• What to do: Below are some records. Pull every line that contains the word "apoptosis".

• Input material:

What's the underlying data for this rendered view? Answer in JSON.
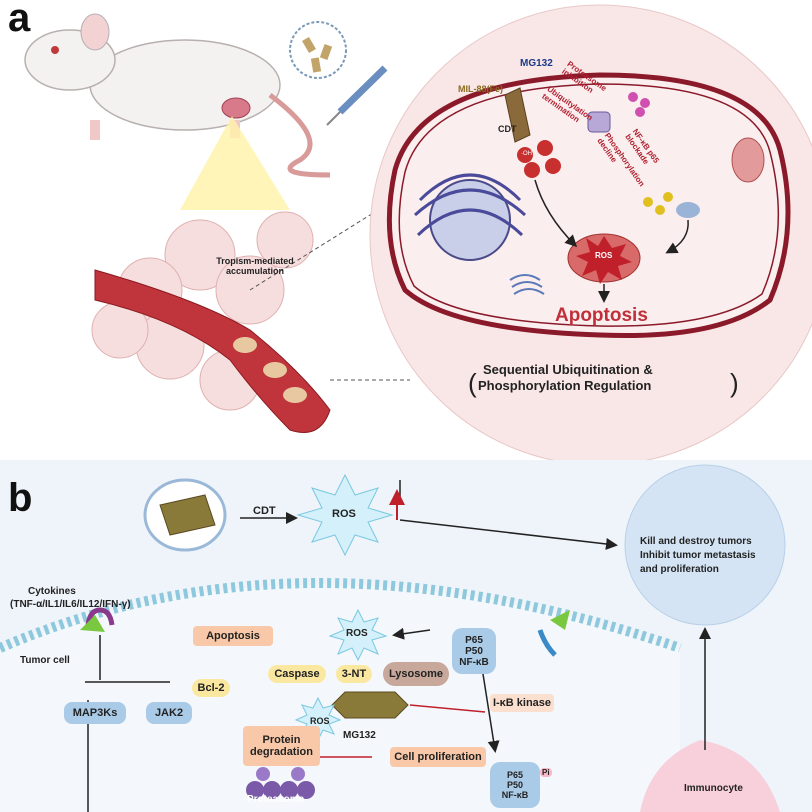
{
  "panel_a": {
    "letter": "a",
    "tropism_label": "Tropism-mediated accumulation",
    "cell": {
      "mg132": "MG132",
      "mil88": "MIL-88(Fe)",
      "proteasome_inhibition": "Proteasome inhibition",
      "ubiquitylation_termination": "Ubiquitylation termination",
      "nfkb_blockade": "NF-κB p65 blockade",
      "phosphorylation_decline": "Phosphorylation decline",
      "cdt": "CDT",
      "oh": "·OH",
      "ros": "ROS",
      "apoptosis": "Apoptosis"
    },
    "caption_line1": "Sequential Ubiquitination &",
    "caption_line2": "Phosphorylation Regulation"
  },
  "panel_b": {
    "letter": "b",
    "cdt": "CDT",
    "ros_top": "ROS",
    "kill_line1": "Kill and destroy tumors",
    "kill_line2": "Inhibit tumor metastasis",
    "kill_line3": "and proliferation",
    "cytokines_title": "Cytokines",
    "cytokines_list": "(TNF-α/IL1/IL6/IL12/IFN-γ)",
    "tumor_cell": "Tumor cell",
    "apoptosis": "Apoptosis",
    "ros_mid": "ROS",
    "p65": "P65",
    "p50": "P50",
    "nfkb": "NF-κB",
    "caspase": "Caspase",
    "three_nt": "3-NT",
    "lysosome": "Lysosome",
    "bcl2": "Bcl-2",
    "map3ks": "MAP3Ks",
    "jak2": "JAK2",
    "ikb_kinase": "I-κB kinase",
    "ros_small": "ROS",
    "protein_degradation_1": "Protein",
    "protein_degradation_2": "degradation",
    "mg132": "MG132",
    "cell_proliferation": "Cell proliferation",
    "p65_b": "P65",
    "p50_b": "P50",
    "pi": "Pi",
    "nfkb_b": "NF-κB",
    "proteasome": "Proteasome",
    "immunocyte": "Immunocyte"
  }
}
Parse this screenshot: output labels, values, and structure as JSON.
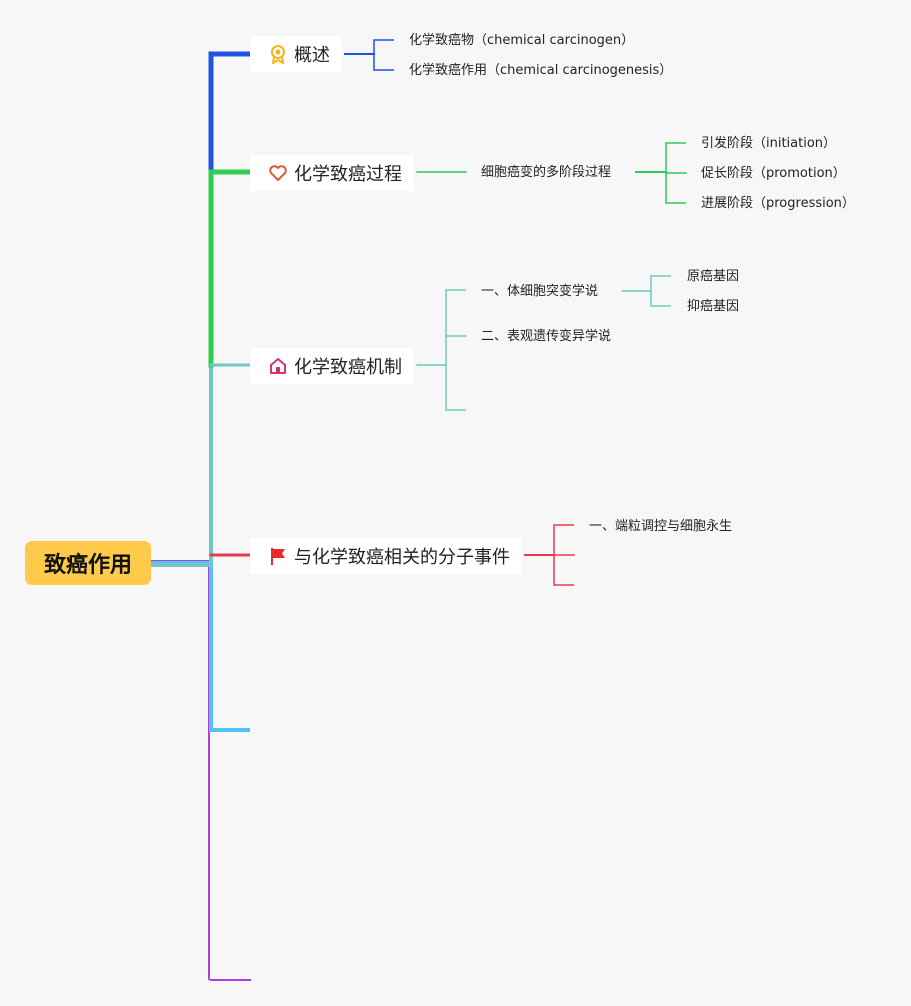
{
  "root": {
    "label": "致癌作用"
  },
  "branches": [
    {
      "label": "概述",
      "icon": "award-ribbon-icon",
      "color": "#1f54e0",
      "children": [
        {
          "text": "化学致癌物（chemical carcinogen）"
        },
        {
          "text": "化学致癌作用（chemical carcinogenesis）"
        }
      ]
    },
    {
      "label": "化学致癌过程",
      "icon": "heart-icon",
      "color": "#2ecc50",
      "children": [
        {
          "text": "细胞癌变的多阶段过程",
          "children": [
            {
              "text": "引发阶段（initiation）"
            },
            {
              "text": "促长阶段（promotion）"
            },
            {
              "text": "进展阶段（progression）"
            }
          ]
        }
      ]
    },
    {
      "label": "化学致癌机制",
      "icon": "house-icon",
      "color": "#6ec9c0",
      "children": [
        {
          "text": "一、体细胞突变学说",
          "children": [
            {
              "text": "原癌基因"
            },
            {
              "text": "抑癌基因"
            }
          ]
        },
        {
          "text": "二、表观遗传变异学说"
        }
      ]
    },
    {
      "label": "与化学致癌相关的分子事件",
      "icon": "flag-icon",
      "color": "#e8384f",
      "children": [
        {
          "text": "一、端粒调控与细胞永生"
        }
      ]
    }
  ],
  "extra_branch_colors": [
    "#4fc3f7",
    "#b03ee0"
  ]
}
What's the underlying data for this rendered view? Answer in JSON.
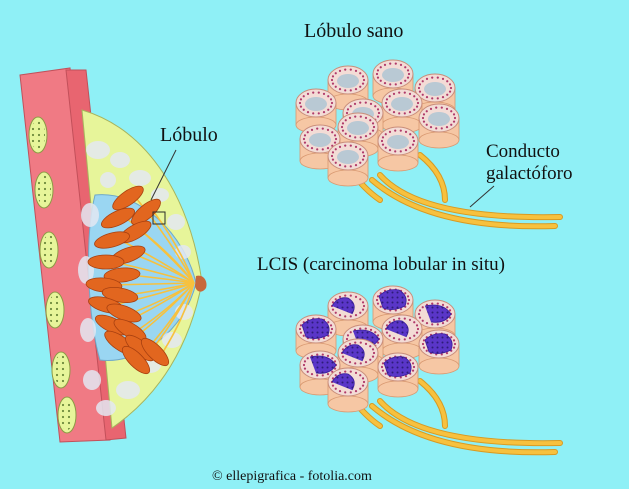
{
  "labels": {
    "healthy_title": "Lóbulo sano",
    "lobule": "Lóbulo",
    "duct_line1": "Conducto",
    "duct_line2": "galactóforo",
    "lcis_title": "LCIS (carcinoma lobular in situ)",
    "credit": "© ellepigrafica - fotolia.com"
  },
  "colors": {
    "background": "#8ff0f6",
    "chest_wall": "#f07a84",
    "fat_tissue": "#e7f59a",
    "gland_tissue": "#9ad6f2",
    "lobule_orange": "#e2661f",
    "acinus_body": "#f6c7a4",
    "acinus_lumen": "#b9c9d4",
    "duct_yellow": "#f7c13e",
    "nipple": "#c8683b",
    "tumor_cells": "#5a36c8"
  }
}
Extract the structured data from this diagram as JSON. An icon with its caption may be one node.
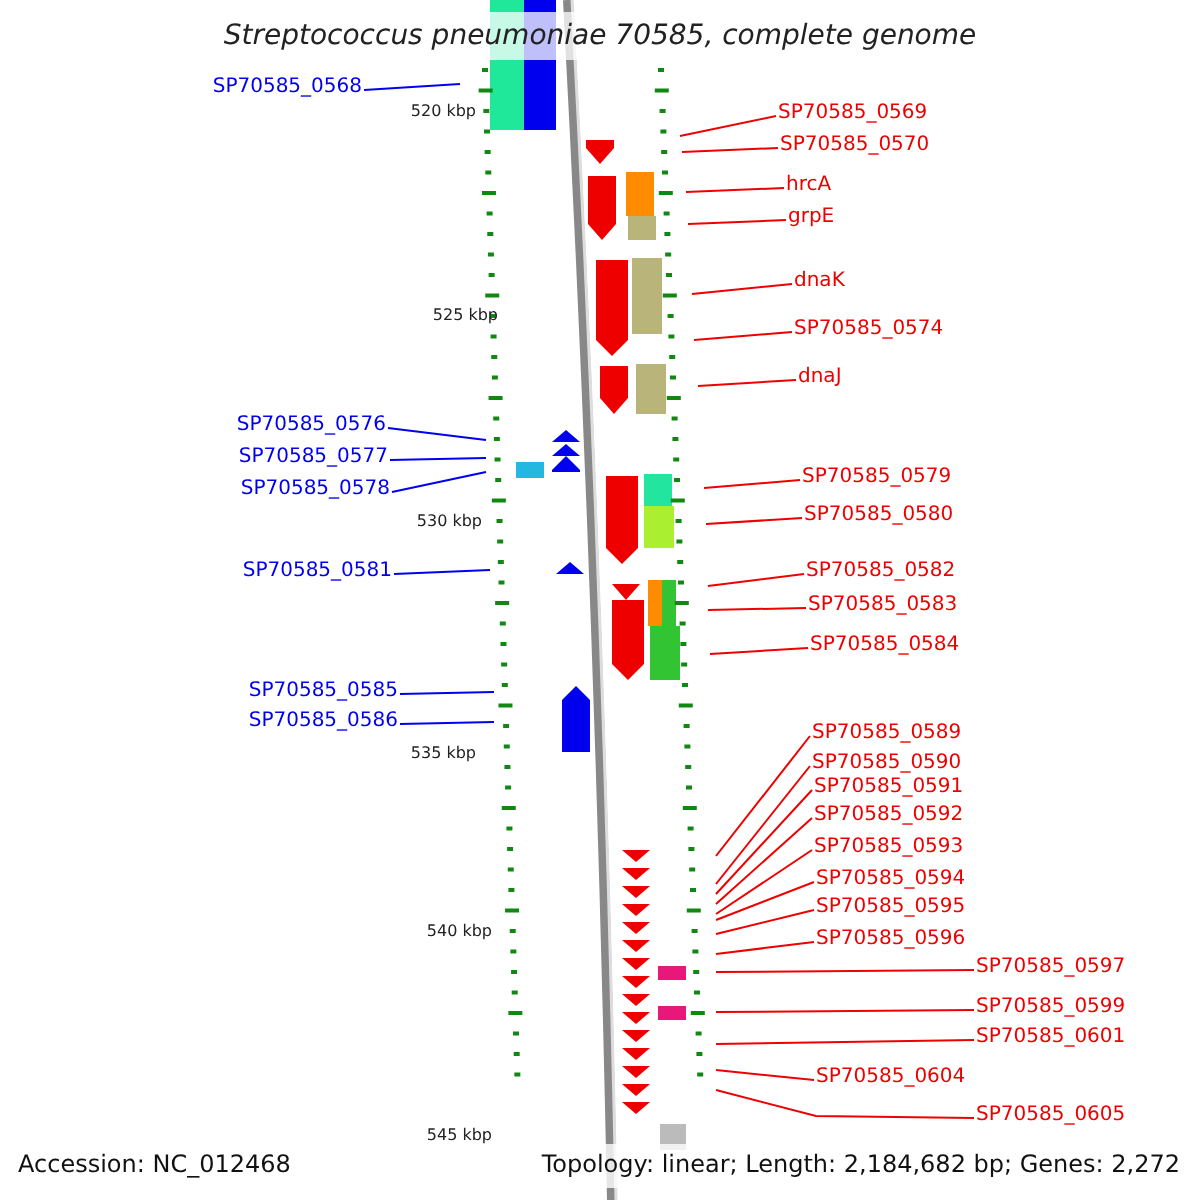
{
  "diagram": {
    "title": "Streptococcus pneumoniae 70585, complete genome",
    "nodes": [
      {
        "text": [
          "SP70585_0568"
        ]
      },
      {
        "text": [
          "SP70585_0569"
        ]
      },
      {
        "text": [
          "SP70585_0570"
        ]
      },
      {
        "text": [
          "hrcA"
        ]
      },
      {
        "text": [
          "grpE"
        ]
      },
      {
        "text": [
          "dnaK"
        ]
      },
      {
        "text": [
          "SP70585_0574"
        ]
      },
      {
        "text": [
          "dnaJ"
        ]
      },
      {
        "text": [
          "SP70585_0576"
        ]
      },
      {
        "text": [
          "SP70585_0577"
        ]
      },
      {
        "text": [
          "SP70585_0579"
        ]
      },
      {
        "text": [
          "SP70585_0578"
        ]
      },
      {
        "text": [
          "SP70585_0580"
        ]
      },
      {
        "text": [
          "SP70585_0581"
        ]
      },
      {
        "text": [
          "SP70585_0582"
        ]
      },
      {
        "text": [
          "SP70585_0583"
        ]
      },
      {
        "text": [
          "SP70585_0584"
        ]
      },
      {
        "text": [
          "SP70585_0585"
        ]
      },
      {
        "text": [
          "SP70585_0586"
        ]
      },
      {
        "text": [
          "SP70585_0589"
        ]
      },
      {
        "text": [
          "SP70585_0590"
        ]
      },
      {
        "text": [
          "SP70585_0591"
        ]
      },
      {
        "text": [
          "SP70585_0592"
        ]
      },
      {
        "text": [
          "SP70585_0593"
        ]
      },
      {
        "text": [
          "SP70585_0594"
        ]
      },
      {
        "text": [
          "SP70585_0595"
        ]
      },
      {
        "text": [
          "SP70585_0596"
        ]
      },
      {
        "text": [
          "SP70585_0597"
        ]
      },
      {
        "text": [
          "SP70585_0599"
        ]
      },
      {
        "text": [
          "SP70585_0601"
        ]
      },
      {
        "text": [
          "SP70585_0604"
        ]
      },
      {
        "text": [
          "SP70585_0605"
        ]
      }
    ],
    "edges": [
      {
        "from": 0,
        "to": null,
        "arrow": "none",
        "color": "#0000ee"
      },
      {
        "from": 1,
        "to": null,
        "arrow": "none"
      },
      {
        "from": 2,
        "to": null,
        "arrow": "none"
      },
      {
        "from": 3,
        "to": null,
        "arrow": "none"
      },
      {
        "from": 4,
        "to": null,
        "arrow": "none"
      },
      {
        "from": 5,
        "to": null,
        "arrow": "none"
      },
      {
        "from": 6,
        "to": null,
        "arrow": "none"
      },
      {
        "from": 7,
        "to": null,
        "arrow": "none"
      },
      {
        "from": 8,
        "to": null,
        "arrow": "none",
        "color": "#0000ee"
      },
      {
        "from": 9,
        "to": null,
        "arrow": "none",
        "color": "#0000ee"
      },
      {
        "from": 10,
        "to": null,
        "arrow": "none"
      },
      {
        "from": 11,
        "to": null,
        "arrow": "none",
        "color": "#0000ee"
      },
      {
        "from": 12,
        "to": null,
        "arrow": "none"
      },
      {
        "from": 13,
        "to": null,
        "arrow": "none",
        "color": "#0000ee"
      },
      {
        "from": 14,
        "to": null,
        "arrow": "none"
      },
      {
        "from": 15,
        "to": null,
        "arrow": "none"
      },
      {
        "from": 16,
        "to": null,
        "arrow": "none"
      },
      {
        "from": 17,
        "to": null,
        "arrow": "none",
        "color": "#0000ee"
      },
      {
        "from": 18,
        "to": null,
        "arrow": "none",
        "color": "#0000ee"
      },
      {
        "from": 19,
        "to": null,
        "arrow": "none"
      },
      {
        "from": 20,
        "to": null,
        "arrow": "none"
      },
      {
        "from": 21,
        "to": null,
        "arrow": "none"
      },
      {
        "from": 22,
        "to": null,
        "arrow": "none"
      },
      {
        "from": 23,
        "to": null,
        "arrow": "none"
      },
      {
        "from": 24,
        "to": null,
        "arrow": "none"
      },
      {
        "from": 25,
        "to": null,
        "arrow": "none"
      },
      {
        "from": 26,
        "to": null,
        "arrow": "none"
      },
      {
        "from": 27,
        "to": null,
        "arrow": "none"
      },
      {
        "from": 28,
        "to": null,
        "arrow": "none"
      },
      {
        "from": 29,
        "to": null,
        "arrow": "none"
      },
      {
        "from": 30,
        "to": null,
        "arrow": "none"
      },
      {
        "from": 31,
        "to": null,
        "arrow": "none"
      }
    ],
    "labels": [
      "520 kbp",
      "525 kbp",
      "530 kbp",
      "535 kbp",
      "540 kbp",
      "545 kbp",
      "Accession: NC_012468",
      "Topology: linear; Length: 2,184,682 bp; Genes: 2,272"
    ]
  }
}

• Response to the task:
      "apoptosis": "Apoptosis"
    "apoptosis": "Apoptosis",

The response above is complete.